- [Goal]: Write out every entry exactly as it stands.
——
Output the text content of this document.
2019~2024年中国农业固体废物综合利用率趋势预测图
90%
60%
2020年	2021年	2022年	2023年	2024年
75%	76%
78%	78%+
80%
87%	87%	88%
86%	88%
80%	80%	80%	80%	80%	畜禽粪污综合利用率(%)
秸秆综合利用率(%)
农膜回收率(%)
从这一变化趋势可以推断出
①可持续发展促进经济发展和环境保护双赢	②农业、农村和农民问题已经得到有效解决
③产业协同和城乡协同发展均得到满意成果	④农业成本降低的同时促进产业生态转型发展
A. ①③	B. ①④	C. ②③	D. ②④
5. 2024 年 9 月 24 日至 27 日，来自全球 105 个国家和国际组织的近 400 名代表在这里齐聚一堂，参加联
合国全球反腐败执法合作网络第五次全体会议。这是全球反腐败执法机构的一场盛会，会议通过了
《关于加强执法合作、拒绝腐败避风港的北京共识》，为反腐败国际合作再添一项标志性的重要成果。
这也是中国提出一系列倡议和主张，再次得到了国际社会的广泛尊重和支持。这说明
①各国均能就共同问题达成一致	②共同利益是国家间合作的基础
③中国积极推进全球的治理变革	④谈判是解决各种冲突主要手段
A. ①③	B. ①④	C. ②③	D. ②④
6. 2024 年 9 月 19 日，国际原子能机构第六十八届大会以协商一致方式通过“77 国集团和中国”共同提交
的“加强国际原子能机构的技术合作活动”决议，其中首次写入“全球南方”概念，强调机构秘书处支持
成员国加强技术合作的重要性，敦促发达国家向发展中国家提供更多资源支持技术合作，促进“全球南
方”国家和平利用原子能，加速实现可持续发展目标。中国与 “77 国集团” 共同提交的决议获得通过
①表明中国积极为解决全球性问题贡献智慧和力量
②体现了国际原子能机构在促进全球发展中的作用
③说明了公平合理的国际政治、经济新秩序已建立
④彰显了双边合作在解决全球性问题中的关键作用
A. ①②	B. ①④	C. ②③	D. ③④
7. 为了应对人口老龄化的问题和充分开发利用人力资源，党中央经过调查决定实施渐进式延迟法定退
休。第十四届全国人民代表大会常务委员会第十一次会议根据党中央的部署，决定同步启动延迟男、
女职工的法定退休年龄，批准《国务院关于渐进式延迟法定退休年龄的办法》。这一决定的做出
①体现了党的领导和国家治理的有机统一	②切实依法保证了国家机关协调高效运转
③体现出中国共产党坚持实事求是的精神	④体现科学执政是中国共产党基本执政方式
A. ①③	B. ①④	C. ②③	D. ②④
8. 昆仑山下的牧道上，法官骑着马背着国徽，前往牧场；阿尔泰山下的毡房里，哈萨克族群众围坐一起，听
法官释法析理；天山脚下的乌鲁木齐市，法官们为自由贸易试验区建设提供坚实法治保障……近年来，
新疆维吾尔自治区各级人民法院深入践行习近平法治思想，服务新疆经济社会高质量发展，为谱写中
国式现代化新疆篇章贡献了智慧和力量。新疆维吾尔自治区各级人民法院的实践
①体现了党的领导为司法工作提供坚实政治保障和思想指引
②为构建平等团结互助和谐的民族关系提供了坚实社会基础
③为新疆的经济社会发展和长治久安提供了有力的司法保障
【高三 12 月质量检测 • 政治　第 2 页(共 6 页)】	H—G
——
- [Problem solution]:
Output the text content of this document.
2019~2024年中国农业固体废物综合利用率趋势预测图
90%
60%
2020年	2021年	2022年	2023年	2024年
75%	76%
78%	78%+
80%
87%	87%	88%
86%	88%
80%	80%	80%	80%	80%	畜禽粪污综合利用率(%)
秸秆综合利用率(%)
农膜回收率(%)
从这一变化趋势可以推断出
①可持续发展促进经济发展和环境保护双赢	②农业、农村和农民问题已经得到有效解决
③产业协同和城乡协同发展均得到满意成果	④农业成本降低的同时促进产业生态转型发展
A. ①③	B. ①④	C. ②③	D. ②④
5. 2024 年 9 月 24 日至 27 日，来自全球 105 个国家和国际组织的近 400 名代表在这里齐聚一堂，参加联
合国全球反腐败执法合作网络第五次全体会议。这是全球反腐败执法机构的一场盛会，会议通过了
《关于加强执法合作、拒绝腐败避风港的北京共识》，为反腐败国际合作再添一项标志性的重要成果。
这也是中国提出一系列倡议和主张，再次得到了国际社会的广泛尊重和支持。这说明
①各国均能就共同问题达成一致	②共同利益是国家间合作的基础
③中国积极推进全球的治理变革	④谈判是解决各种冲突主要手段
A. ①③	B. ①④	C. ②③	D. ②④
6. 2024 年 9 月 19 日，国际原子能机构第六十八届大会以协商一致方式通过“77 国集团和中国”共同提交
的“加强国际原子能机构的技术合作活动”决议，其中首次写入“全球南方”概念，强调机构秘书处支持
成员国加强技术合作的重要性，敦促发达国家向发展中国家提供更多资源支持技术合作，促进“全球南
方”国家和平利用原子能，加速实现可持续发展目标。中国与 “77 国集团” 共同提交的决议获得通过
①表明中国积极为解决全球性问题贡献智慧和力量
②体现了国际原子能机构在促进全球发展中的作用
③说明了公平合理的国际政治、经济新秩序已建立
④彰显了双边合作在解决全球性问题中的关键作用
A. ①②	B. ①④	C. ②③	D. ③④
7. 为了应对人口老龄化的问题和充分开发利用人力资源，党中央经过调查决定实施渐进式延迟法定退
休。第十四届全国人民代表大会常务委员会第十一次会议根据党中央的部署，决定同步启动延迟男、
女职工的法定退休年龄，批准《国务院关于渐进式延迟法定退休年龄的办法》。这一决定的做出
①体现了党的领导和国家治理的有机统一	②切实依法保证了国家机关协调高效运转
③体现出中国共产党坚持实事求是的精神	④体现科学执政是中国共产党基本执政方式
A. ①③	B. ①④	C. ②③	D. ②④
8. 昆仑山下的牧道上，法官骑着马背着国徽，前往牧场；阿尔泰山下的毡房里，哈萨克族群众围坐一起，听
法官释法析理；天山脚下的乌鲁木齐市，法官们为自由贸易试验区建设提供坚实法治保障……近年来，
新疆维吾尔自治区各级人民法院深入践行习近平法治思想，服务新疆经济社会高质量发展，为谱写中
国式现代化新疆篇章贡献了智慧和力量。新疆维吾尔自治区各级人民法院的实践
①体现了党的领导为司法工作提供坚实政治保障和思想指引
②为构建平等团结互助和谐的民族关系提供了坚实社会基础
③为新疆的经济社会发展和长治久安提供了有力的司法保障
【高三 12 月质量检测 • 政治　第 2 页(共 6 页)】	H—G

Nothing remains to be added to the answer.